Extracted data entries:
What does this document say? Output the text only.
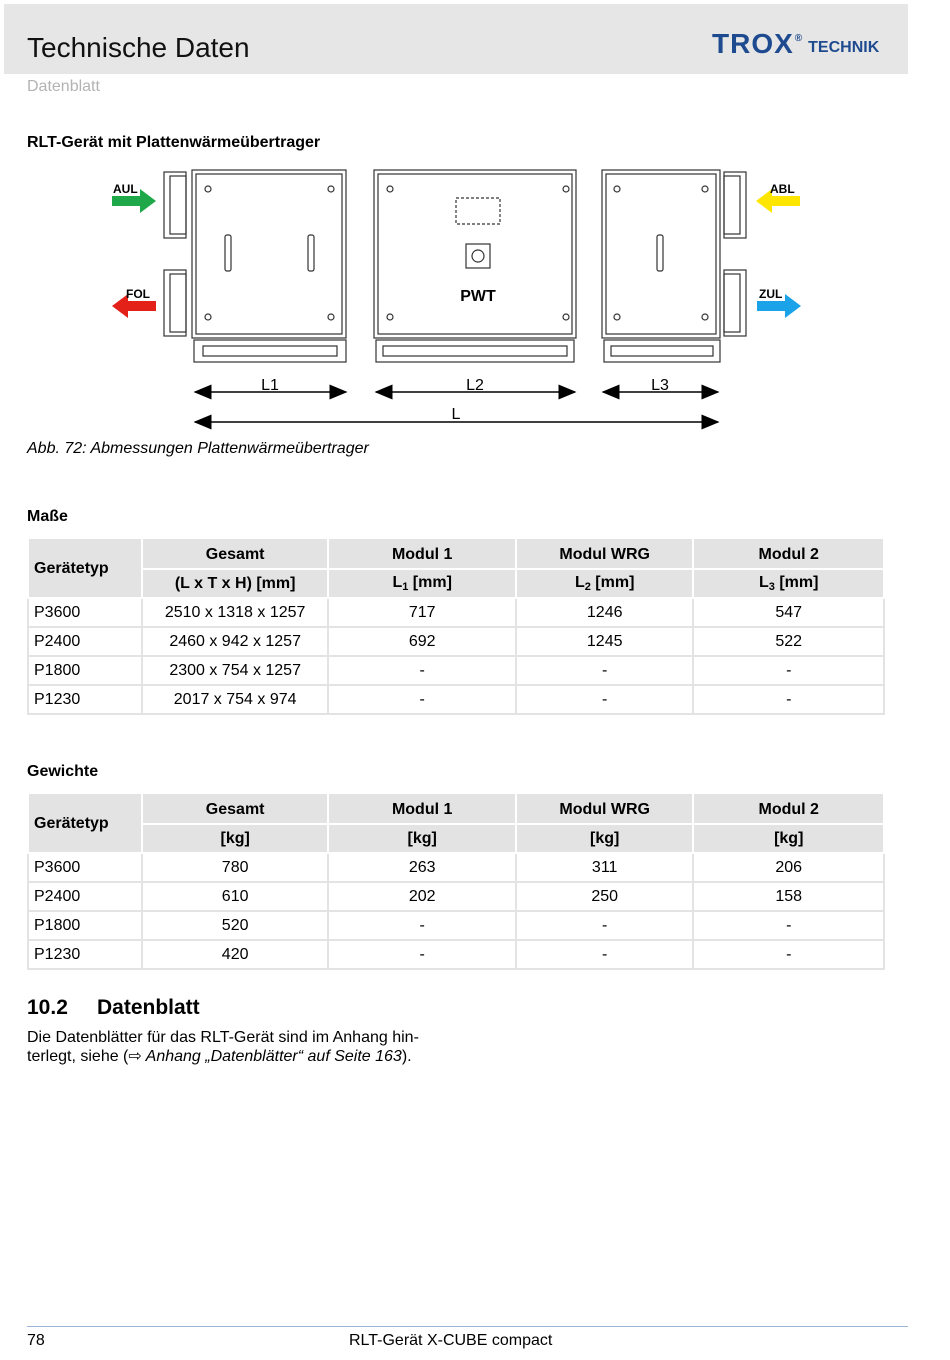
Technische Daten
Datenblatt
TROX ®
TECHNIK
RLT-Gerät mit Plattenwärmeübertrager
AUL
FOL
ABL
ZUL
PWT
L1	L2	L3
L
Abb. 72: Abmessungen Plattenwärmeübertrager
Maße
Gerätetyp	Gesamt	Modul 1	Modul WRG	Modul 2
	(L x T x H) [mm]	$L_1$ [mm]	$L_2$ [mm]	$L_3$ [mm]
P3600	2510 x 1318 x 1257	717	1246	547
P2400	2460 x 942 x 1257	692	1245	522
P1800	2300 x 754 x 1257	-	-	-
P1230	2017 x 754 x 974	-	-	-
Gewichte
Gerätetyp	Gesamt	Modul 1	Modul WRG	Modul 2
	[kg]	[kg]	[kg]	[kg]
P3600	780	263	311	206
P2400	610	202	250	158
P1800	520	-	-	-
P1230	420	-	-	-
10.2 Datenblatt
Die Datenblätter für das RLT-Gerät sind im Anhang hin-
terlegt, siehe (⇨ Anhang „Datenblätter“ auf Seite 163).
78	RLT-Gerät X-CUBE compact
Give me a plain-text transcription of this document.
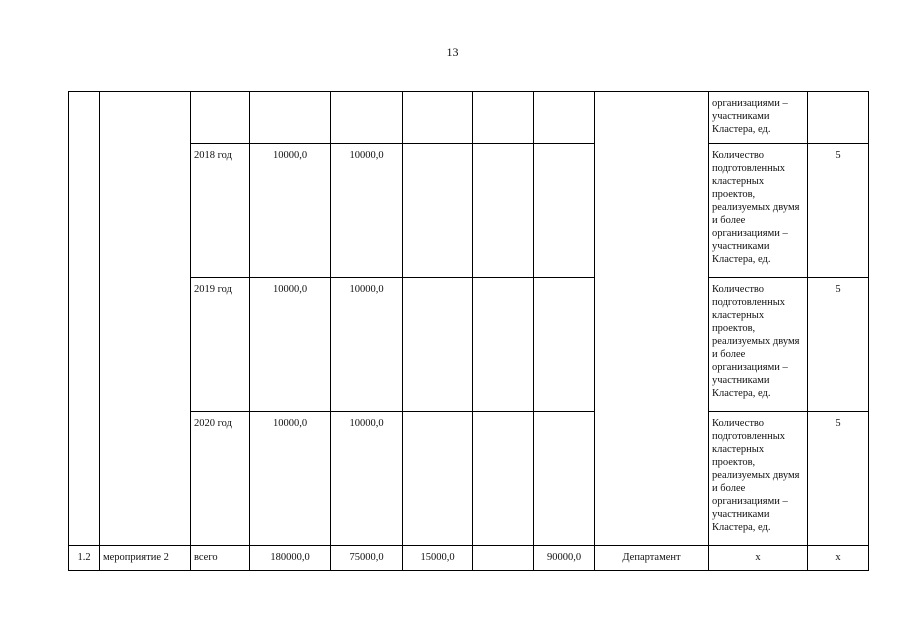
13
									организациями – участниками Кластера, ед.	
		2018 год	10000,0	10000,0					Количество подготовленных кластерных проектов, реализуемых двумя и более организациями – участниками Кластера, ед.	5
		2019 год	10000,0	10000,0					Количество подготовленных кластерных проектов, реализуемых двумя и более организациями – участниками Кластера, ед.	5
		2020 год	10000,0	10000,0					Количество подготовленных кластерных проектов, реализуемых двумя и более организациями – участниками Кластера, ед.	5
1.2	мероприятие 2	всего	180000,0	75000,0	15000,0		90000,0	Департамент	x	x
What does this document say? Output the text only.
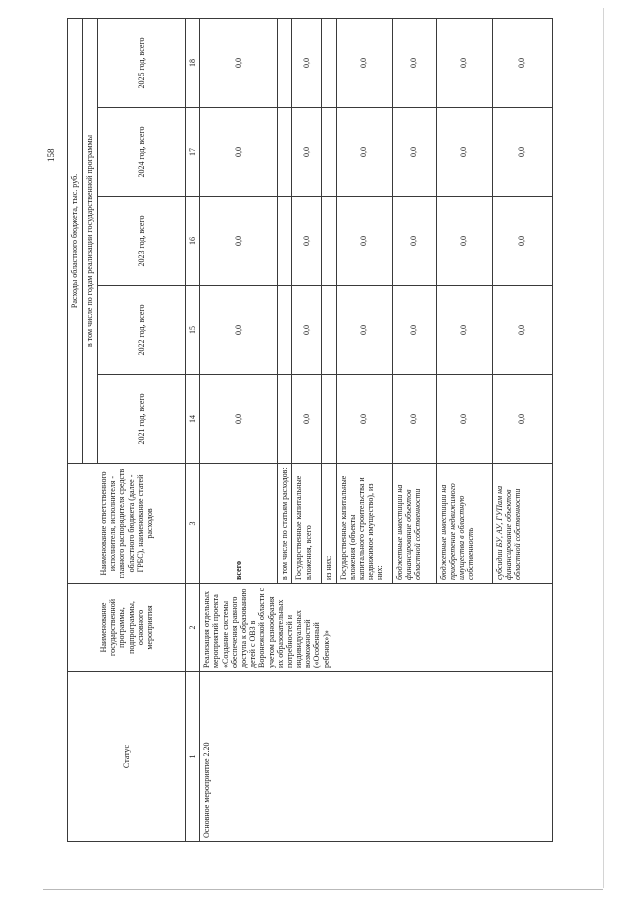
158
Статус	Наименование государственной программы, подпрограммы, основного мероприятия	Наименование ответственного исполнителя, исполнителя - главного распорядителя средств областного бюджета (далее - ГРБС), наименование статей расходов	Расходы областного бюджета, тыс. руб.				
			в том числе по годам реализации государственной программы				
			2021 год, всего	2022 год, всего	2023 год, всего	2024 год, всего	2025 год, всего
1	2	3	14	15	16	17	18
Основное мероприятие 2.20	Реализация отдельных мероприятий проекта «Создание системы обеспечения равного доступа к образованию детей с ОВЗ в Воронежской области с учетом разнообразия их образовательных потребностей и индивидуальных возможностей («Особенный ребенок»)»	всего	0,0	0,0	0,0	0,0	0,0
		в том числе по статьям расходов:					
		Государственные капитальные вложения, всего	0,0	0,0	0,0	0,0	0,0
		из них:					
		Государственные капитальные вложения (объекты капитального строительства и недвижимое имущество), из них:	0,0	0,0	0,0	0,0	0,0
		бюджетные инвестиции на финансирование объектов областной собственности	0,0	0,0	0,0	0,0	0,0
		бюджетные инвестиции на приобретение недвижимого имущества в областную собственность	0,0	0,0	0,0	0,0	0,0
		субсидии БУ, АУ, ГУПам на финансирование объектов областной собственности	0,0	0,0	0,0	0,0	0,0
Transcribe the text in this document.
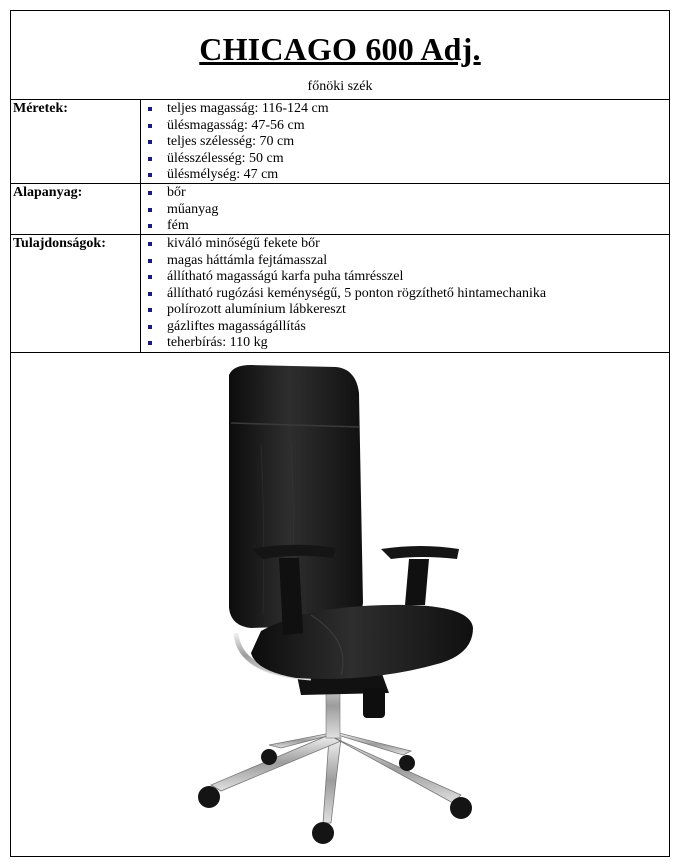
CHICAGO 600 Adj.
főnöki szék
Méretek:	teljes magasság: 116-124 cm
ülésmagasság: 47-56 cm
teljes szélesség: 70 cm
ülésszélesség: 50 cm
ülésmélység: 47 cm
Alapanyag:	bőr
műanyag
fém
Tulajdonságok:	kiváló minőségű fekete bőr
magas háttámla fejtámasszal
állítható magasságú karfa puha támrésszel
állítható rugózási keménységű, 5 ponton rögzíthető hintamechanika
polírozott alumínium lábkereszt
gázliftes magasságállítás
teherbírás: 110 kg
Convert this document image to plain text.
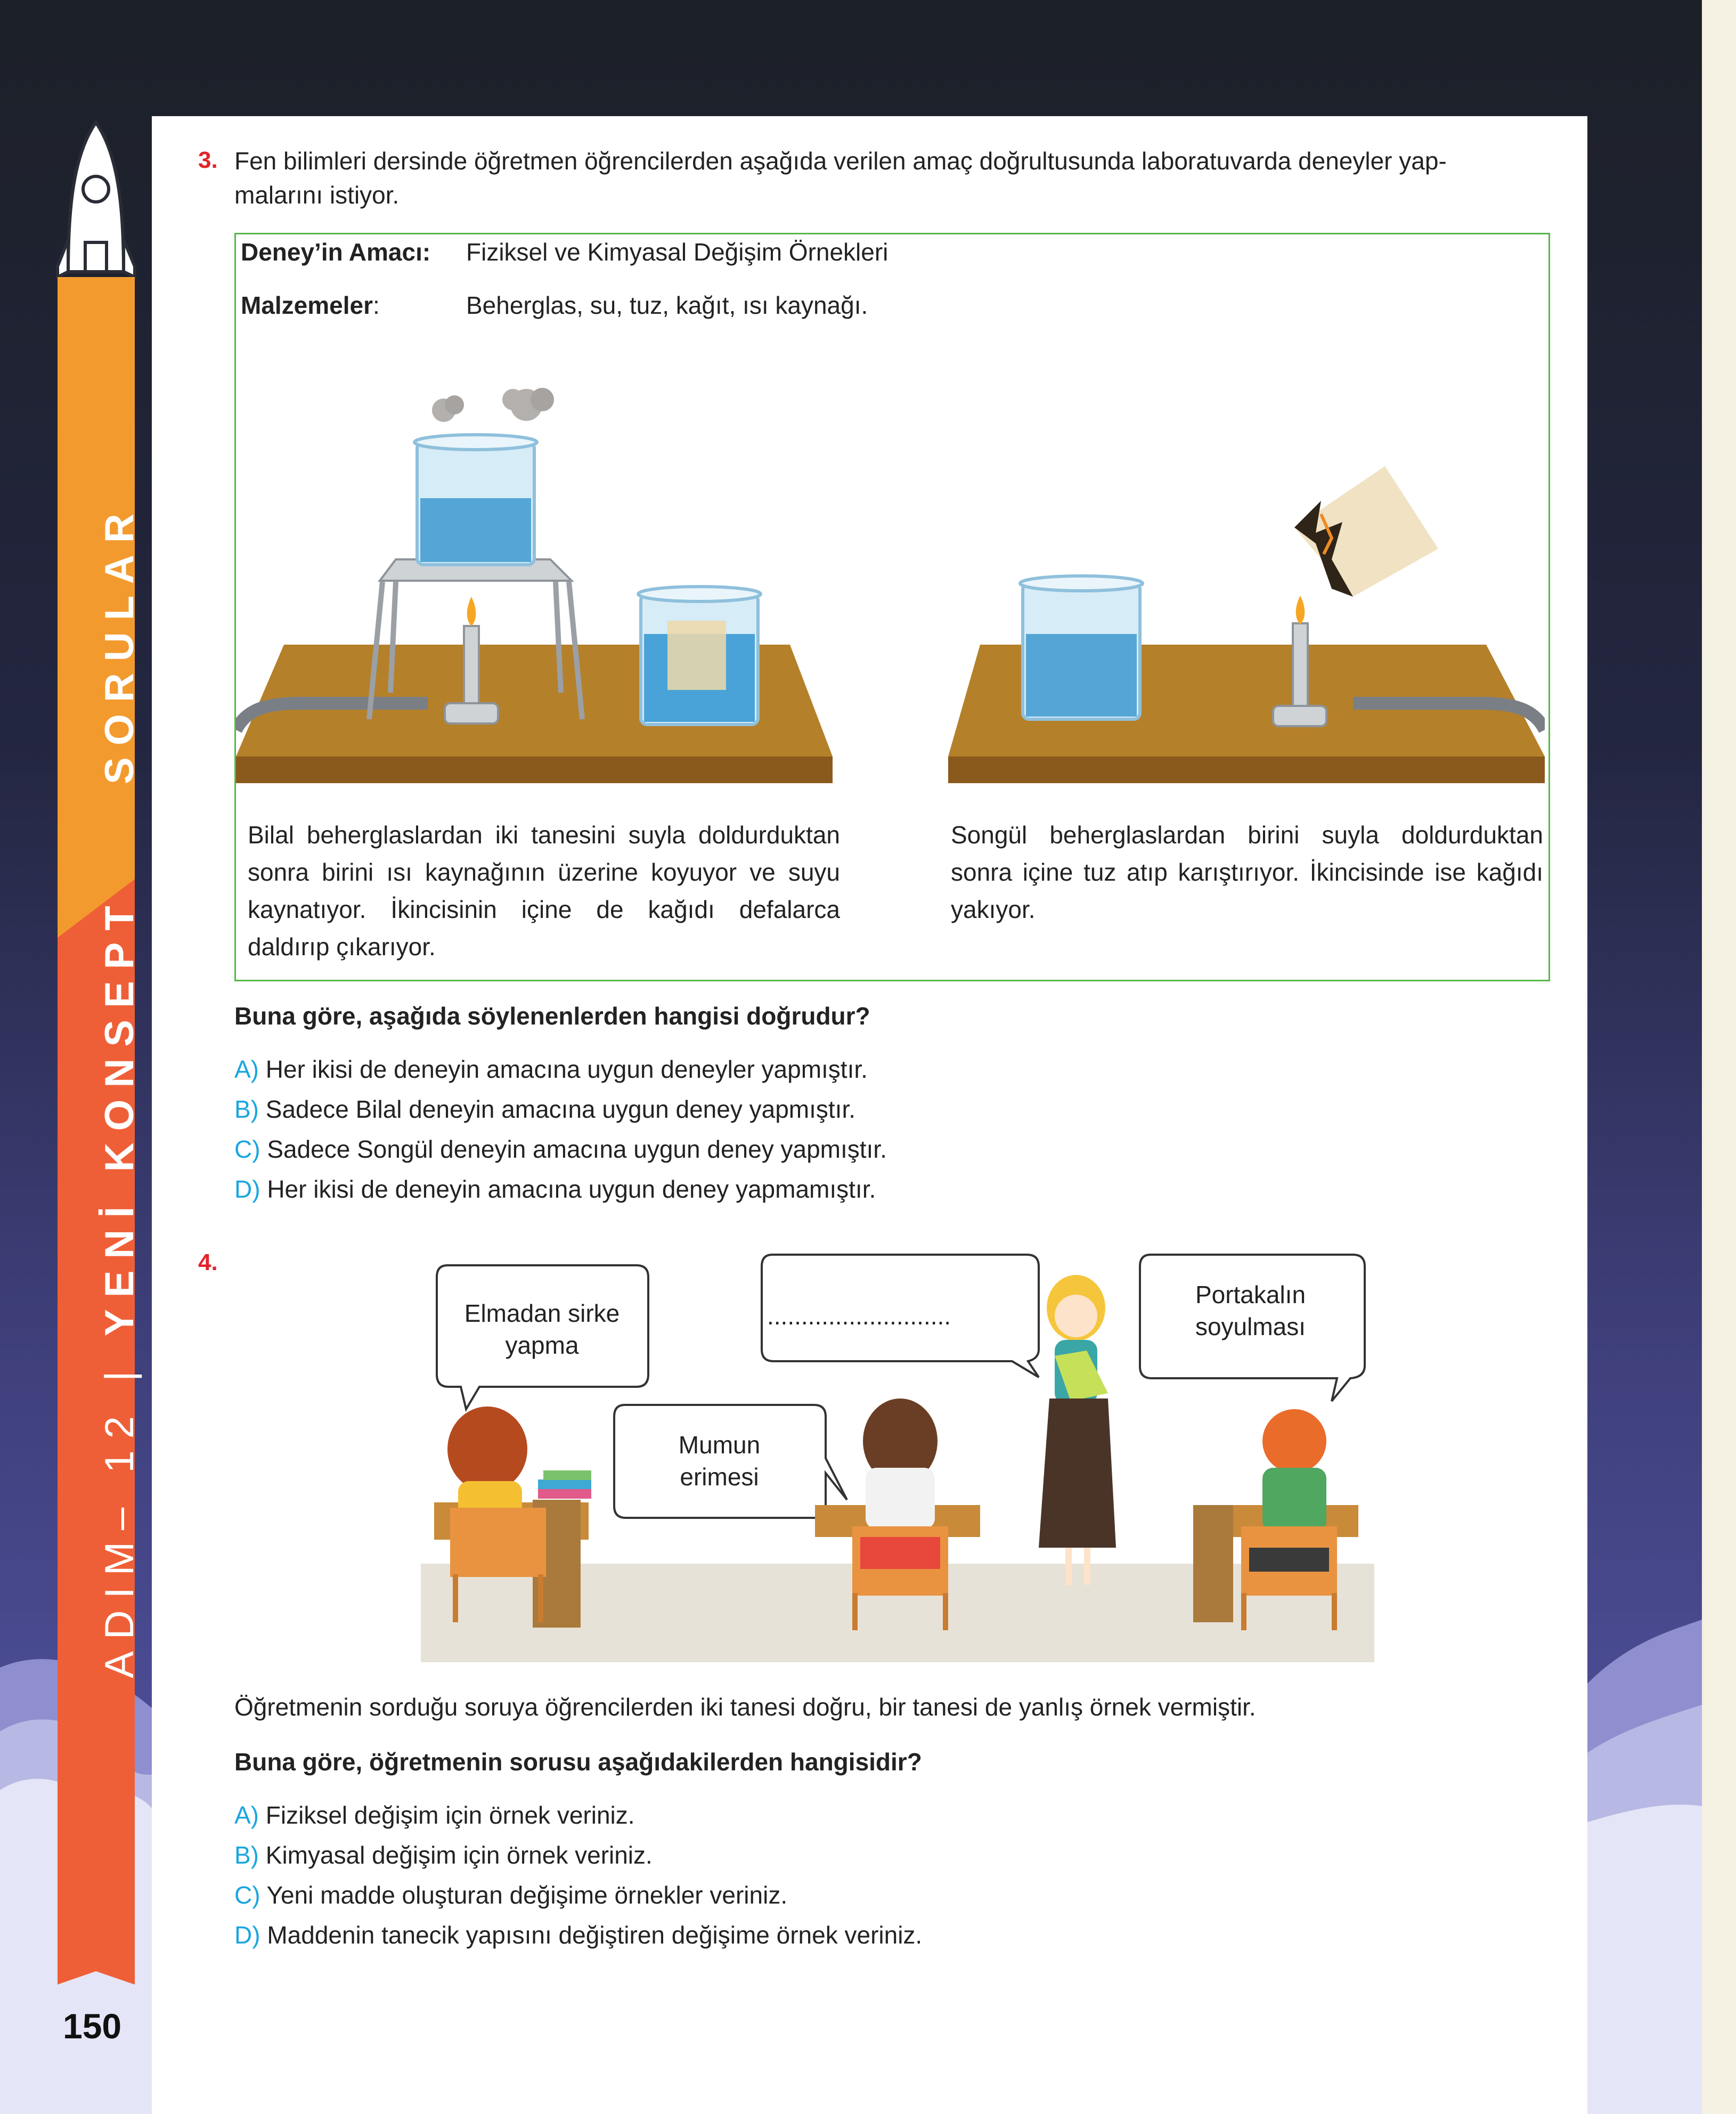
ADIM– 12 | YENİ KONSEPT  SORULAR
150
3. Fen bilimleri dersinde öğretmen öğrencilerden aşağıda verilen amaç doğrultusunda laboratuvarda deneyler yap-
malarını istiyor.
Deney’in Amacı: Fiziksel ve Kimyasal Değişim Örnekleri
Malzemeler:	Beherglas, su, tuz, kağıt, ısı kaynağı.
Bilal beherglaslardan iki tanesini suyla doldurduktan sonra birini ısı kaynağının üzerine koyuyor ve suyu kaynatıyor. İkincisinin içine de kağıdı defalarca daldırıp çıkarıyor.
Songül beherglaslardan birini suyla doldurduktan sonra içine tuz atıp karıştırıyor. İkincisinde ise kağıdı yakıyor.
Buna göre, aşağıda söylenenlerden hangisi doğrudur?
A) Her ikisi de deneyin amacına uygun deneyler yapmıştır.
B) Sadece Bilal deneyin amacına uygun deney yapmıştır.
C) Sadece Songül deneyin amacına uygun deney yapmıştır.
D) Her ikisi de deneyin amacına uygun deney yapmamıştır.
4.
Elmadan sirke
yapma
Mumun
erimesi
...........................
Portakalın
soyulması
Öğretmenin sorduğu soruya öğrencilerden iki tanesi doğru, bir tanesi de yanlış örnek vermiştir.
Buna göre, öğretmenin sorusu aşağıdakilerden hangisidir?
A) Fiziksel değişim için örnek veriniz.
B) Kimyasal değişim için örnek veriniz.
C) Yeni madde oluşturan değişime örnekler veriniz.
D) Maddenin tanecik yapısını değiştiren değişime örnek veriniz.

**Directions for this task:** Search the listing for the word "kağıdı". Copy every line in which it occurs.

**Result of this task:**
Bilal beherglaslardan iki tanesini suyla doldurduktan sonra birini ısı kaynağının üzerine koyuyor ve suyu kaynatıyor. İkincisinin içine de kağıdı defalarca daldırıp çıkarıyor.
Songül beherglaslardan birini suyla doldurduktan sonra içine tuz atıp karıştırıyor. İkincisinde ise kağıdı yakıyor.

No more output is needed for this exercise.